** start of DATA RECORDS **
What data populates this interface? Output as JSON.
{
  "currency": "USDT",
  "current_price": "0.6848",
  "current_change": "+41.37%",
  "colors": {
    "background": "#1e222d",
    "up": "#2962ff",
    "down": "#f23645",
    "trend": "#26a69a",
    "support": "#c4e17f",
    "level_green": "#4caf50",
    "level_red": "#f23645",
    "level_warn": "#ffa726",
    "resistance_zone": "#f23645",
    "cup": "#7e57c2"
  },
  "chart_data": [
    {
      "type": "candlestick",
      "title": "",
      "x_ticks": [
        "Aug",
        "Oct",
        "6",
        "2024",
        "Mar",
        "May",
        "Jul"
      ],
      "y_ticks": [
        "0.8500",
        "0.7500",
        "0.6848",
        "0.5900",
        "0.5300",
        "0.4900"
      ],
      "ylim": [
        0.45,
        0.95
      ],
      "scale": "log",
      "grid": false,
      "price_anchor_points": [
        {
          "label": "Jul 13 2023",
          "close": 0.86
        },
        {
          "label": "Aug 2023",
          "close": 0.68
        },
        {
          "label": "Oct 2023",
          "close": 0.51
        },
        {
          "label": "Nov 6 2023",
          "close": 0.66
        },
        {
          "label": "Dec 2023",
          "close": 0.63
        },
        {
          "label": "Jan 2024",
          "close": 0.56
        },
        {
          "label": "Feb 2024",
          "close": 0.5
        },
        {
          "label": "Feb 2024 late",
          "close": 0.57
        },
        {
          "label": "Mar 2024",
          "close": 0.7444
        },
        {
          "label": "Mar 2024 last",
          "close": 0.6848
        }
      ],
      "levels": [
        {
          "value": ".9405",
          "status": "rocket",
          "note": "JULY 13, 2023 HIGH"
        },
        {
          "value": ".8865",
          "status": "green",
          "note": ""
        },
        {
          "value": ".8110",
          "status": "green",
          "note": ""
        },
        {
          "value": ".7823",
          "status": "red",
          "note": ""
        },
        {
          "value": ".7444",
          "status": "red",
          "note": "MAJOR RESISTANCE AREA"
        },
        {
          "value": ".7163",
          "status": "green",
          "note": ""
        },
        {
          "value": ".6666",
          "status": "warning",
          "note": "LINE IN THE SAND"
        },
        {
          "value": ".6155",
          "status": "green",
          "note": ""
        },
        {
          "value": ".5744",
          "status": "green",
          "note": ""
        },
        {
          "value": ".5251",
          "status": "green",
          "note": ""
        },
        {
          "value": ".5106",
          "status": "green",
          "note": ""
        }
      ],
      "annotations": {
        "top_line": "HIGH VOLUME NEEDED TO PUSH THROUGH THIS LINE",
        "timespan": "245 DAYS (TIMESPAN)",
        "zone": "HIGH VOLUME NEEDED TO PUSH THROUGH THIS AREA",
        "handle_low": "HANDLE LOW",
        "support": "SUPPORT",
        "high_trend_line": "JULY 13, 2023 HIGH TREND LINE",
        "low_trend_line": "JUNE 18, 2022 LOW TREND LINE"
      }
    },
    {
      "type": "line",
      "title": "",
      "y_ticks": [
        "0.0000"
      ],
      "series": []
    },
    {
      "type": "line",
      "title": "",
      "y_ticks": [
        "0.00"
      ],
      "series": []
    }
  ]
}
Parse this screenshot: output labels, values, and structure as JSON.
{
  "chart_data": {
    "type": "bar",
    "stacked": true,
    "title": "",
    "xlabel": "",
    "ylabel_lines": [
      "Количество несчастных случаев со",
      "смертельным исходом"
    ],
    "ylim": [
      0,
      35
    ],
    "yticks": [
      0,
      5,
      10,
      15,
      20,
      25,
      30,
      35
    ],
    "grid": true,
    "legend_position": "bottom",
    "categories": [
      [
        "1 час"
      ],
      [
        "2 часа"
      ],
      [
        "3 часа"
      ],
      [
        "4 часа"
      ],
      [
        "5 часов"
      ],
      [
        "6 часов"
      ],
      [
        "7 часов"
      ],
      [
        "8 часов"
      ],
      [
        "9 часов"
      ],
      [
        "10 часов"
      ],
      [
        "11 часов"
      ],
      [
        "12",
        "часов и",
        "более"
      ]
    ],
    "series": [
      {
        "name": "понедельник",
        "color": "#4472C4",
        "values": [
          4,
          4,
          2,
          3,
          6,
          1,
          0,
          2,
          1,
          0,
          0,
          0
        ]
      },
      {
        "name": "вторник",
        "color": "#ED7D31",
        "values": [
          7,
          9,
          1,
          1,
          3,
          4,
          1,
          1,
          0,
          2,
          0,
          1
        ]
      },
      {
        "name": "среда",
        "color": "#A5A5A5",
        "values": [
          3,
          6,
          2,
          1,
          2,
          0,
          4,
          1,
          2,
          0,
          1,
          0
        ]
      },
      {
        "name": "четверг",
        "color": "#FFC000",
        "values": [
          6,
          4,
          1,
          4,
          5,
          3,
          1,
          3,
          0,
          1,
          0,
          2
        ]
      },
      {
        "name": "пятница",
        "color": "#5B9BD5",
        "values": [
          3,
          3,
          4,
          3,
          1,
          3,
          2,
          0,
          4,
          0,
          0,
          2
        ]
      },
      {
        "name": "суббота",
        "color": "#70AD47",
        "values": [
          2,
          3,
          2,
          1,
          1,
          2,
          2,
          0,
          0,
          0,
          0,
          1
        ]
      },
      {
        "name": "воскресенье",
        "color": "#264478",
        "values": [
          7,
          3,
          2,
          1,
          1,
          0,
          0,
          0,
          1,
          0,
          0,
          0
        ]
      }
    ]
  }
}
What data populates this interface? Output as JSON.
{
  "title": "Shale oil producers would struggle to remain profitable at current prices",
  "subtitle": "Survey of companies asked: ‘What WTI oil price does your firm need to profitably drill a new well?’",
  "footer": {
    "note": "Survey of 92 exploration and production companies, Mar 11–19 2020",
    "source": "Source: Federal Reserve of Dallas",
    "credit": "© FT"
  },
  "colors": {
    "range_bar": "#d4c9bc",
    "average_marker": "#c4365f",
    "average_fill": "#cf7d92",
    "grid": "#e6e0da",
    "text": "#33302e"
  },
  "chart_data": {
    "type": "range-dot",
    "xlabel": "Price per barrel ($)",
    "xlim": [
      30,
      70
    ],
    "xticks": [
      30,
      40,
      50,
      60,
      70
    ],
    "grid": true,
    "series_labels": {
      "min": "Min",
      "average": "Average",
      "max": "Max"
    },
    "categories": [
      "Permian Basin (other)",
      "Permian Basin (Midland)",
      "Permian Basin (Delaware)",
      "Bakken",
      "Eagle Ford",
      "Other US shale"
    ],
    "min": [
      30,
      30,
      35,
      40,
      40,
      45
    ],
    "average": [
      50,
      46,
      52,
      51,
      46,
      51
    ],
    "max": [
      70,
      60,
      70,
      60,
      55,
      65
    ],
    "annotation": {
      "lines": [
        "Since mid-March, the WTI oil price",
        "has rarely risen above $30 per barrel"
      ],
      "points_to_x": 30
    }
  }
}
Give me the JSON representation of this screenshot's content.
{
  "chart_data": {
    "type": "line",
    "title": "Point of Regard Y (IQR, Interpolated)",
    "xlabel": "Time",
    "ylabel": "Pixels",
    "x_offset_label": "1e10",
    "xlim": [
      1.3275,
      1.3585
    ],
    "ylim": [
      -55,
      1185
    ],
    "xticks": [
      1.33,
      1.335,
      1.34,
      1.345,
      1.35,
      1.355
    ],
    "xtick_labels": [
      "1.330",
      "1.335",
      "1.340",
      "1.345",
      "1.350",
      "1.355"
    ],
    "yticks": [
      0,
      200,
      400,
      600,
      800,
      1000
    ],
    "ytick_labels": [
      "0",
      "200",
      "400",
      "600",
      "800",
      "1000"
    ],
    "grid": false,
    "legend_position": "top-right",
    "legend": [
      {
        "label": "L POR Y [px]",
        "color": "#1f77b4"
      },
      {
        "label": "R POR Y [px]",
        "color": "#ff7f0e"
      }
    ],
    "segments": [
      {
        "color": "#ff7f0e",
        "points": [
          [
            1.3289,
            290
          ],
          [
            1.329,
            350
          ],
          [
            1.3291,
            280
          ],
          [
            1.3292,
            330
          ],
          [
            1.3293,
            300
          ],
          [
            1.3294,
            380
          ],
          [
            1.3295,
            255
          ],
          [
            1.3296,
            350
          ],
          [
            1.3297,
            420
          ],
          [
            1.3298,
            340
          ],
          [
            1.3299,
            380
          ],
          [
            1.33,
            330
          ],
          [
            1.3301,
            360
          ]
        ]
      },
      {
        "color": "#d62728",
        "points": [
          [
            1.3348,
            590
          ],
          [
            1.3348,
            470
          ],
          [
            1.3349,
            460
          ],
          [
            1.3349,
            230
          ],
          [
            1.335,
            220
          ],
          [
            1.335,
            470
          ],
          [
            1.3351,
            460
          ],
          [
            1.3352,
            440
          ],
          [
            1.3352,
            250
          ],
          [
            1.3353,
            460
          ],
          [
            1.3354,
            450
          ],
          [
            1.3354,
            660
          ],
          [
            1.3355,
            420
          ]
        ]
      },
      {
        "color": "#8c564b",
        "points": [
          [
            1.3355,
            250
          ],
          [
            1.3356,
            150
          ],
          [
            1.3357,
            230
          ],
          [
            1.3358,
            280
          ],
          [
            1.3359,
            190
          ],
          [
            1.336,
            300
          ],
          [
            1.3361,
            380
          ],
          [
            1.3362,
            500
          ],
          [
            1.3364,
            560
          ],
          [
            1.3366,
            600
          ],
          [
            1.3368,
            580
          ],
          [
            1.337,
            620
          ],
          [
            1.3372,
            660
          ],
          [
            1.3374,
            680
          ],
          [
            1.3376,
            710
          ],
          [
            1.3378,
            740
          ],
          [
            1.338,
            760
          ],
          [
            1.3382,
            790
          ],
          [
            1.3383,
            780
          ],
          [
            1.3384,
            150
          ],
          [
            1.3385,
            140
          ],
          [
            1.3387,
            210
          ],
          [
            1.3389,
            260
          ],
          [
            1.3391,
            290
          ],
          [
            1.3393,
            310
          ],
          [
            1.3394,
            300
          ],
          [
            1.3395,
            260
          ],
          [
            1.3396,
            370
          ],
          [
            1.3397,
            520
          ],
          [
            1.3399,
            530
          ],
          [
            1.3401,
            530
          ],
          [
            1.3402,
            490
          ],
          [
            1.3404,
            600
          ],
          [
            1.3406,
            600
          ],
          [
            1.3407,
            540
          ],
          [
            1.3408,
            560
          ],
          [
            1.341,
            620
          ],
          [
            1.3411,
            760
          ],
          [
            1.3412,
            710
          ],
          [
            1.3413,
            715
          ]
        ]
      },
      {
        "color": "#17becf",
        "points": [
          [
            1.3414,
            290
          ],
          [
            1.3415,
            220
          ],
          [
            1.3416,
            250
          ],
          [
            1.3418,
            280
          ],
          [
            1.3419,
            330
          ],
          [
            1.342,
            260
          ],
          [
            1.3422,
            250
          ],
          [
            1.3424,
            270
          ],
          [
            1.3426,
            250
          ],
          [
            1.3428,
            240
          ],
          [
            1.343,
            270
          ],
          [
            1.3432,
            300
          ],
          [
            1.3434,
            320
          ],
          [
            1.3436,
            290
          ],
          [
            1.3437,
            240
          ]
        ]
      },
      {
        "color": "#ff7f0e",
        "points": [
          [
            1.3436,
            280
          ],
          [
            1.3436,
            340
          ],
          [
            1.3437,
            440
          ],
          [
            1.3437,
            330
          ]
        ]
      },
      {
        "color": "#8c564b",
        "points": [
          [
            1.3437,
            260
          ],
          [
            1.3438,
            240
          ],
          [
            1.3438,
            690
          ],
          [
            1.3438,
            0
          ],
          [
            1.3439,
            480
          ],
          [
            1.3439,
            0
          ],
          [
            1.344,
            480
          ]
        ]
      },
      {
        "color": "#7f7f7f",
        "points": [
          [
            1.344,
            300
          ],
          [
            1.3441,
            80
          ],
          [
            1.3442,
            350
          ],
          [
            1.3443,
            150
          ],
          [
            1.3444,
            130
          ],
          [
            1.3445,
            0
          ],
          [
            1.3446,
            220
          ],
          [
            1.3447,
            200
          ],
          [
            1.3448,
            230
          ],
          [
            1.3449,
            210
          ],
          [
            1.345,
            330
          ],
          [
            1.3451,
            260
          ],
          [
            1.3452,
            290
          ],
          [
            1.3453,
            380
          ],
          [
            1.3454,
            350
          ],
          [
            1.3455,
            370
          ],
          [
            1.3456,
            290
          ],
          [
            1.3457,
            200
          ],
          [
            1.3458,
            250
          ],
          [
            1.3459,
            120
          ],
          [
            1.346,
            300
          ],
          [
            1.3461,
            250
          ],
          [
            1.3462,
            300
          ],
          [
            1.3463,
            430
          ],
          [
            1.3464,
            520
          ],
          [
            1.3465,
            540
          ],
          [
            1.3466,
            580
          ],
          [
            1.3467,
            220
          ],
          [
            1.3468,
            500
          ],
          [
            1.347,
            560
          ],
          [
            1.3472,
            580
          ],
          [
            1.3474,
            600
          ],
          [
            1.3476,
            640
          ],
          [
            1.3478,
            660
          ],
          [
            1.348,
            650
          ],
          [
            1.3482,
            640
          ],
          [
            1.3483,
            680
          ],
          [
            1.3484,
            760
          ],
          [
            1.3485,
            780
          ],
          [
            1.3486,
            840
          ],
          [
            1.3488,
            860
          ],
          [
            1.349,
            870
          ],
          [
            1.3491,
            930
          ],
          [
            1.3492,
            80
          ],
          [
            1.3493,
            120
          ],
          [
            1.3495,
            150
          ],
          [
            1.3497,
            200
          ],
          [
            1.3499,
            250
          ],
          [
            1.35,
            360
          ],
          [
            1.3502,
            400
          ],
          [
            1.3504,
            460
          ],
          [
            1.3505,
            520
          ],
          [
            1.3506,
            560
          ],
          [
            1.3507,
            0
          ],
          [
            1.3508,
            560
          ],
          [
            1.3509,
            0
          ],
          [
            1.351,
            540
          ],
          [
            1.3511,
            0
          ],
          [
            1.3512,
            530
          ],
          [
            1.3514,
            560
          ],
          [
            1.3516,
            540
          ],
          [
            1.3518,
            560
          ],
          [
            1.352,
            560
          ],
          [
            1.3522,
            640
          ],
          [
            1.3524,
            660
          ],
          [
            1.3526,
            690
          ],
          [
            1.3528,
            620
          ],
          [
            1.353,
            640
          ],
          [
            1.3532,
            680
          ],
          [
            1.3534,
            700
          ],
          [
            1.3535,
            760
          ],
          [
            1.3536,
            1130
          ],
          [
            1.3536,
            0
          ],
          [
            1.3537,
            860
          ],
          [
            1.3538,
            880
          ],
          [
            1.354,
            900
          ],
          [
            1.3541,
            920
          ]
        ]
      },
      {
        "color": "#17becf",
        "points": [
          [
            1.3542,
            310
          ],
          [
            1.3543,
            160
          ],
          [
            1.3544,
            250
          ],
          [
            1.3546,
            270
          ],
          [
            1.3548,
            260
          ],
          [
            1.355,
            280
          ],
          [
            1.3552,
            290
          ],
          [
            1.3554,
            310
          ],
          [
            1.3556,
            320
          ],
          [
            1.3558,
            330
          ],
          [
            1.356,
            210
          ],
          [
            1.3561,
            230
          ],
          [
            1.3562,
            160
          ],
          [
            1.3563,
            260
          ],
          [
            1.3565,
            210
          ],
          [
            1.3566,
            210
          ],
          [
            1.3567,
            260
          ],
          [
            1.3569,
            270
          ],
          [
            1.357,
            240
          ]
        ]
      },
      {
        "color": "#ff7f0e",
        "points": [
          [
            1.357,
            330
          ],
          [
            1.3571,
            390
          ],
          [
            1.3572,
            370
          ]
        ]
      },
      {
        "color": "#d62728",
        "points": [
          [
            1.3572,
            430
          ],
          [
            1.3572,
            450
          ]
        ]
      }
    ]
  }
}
** end of DATA RECORDS **
### WHAT TO WORK ON
Return, from the data, each line that has the word "close" in it.

### TASK SOLUTION
          "close": 0.86
          "close": 0.68
          "close": 0.51
          "close": 0.66
          "close": 0.63
          "close": 0.56
          "close": 0.5
          "close": 0.57
          "close": 0.7444
          "close": 0.6848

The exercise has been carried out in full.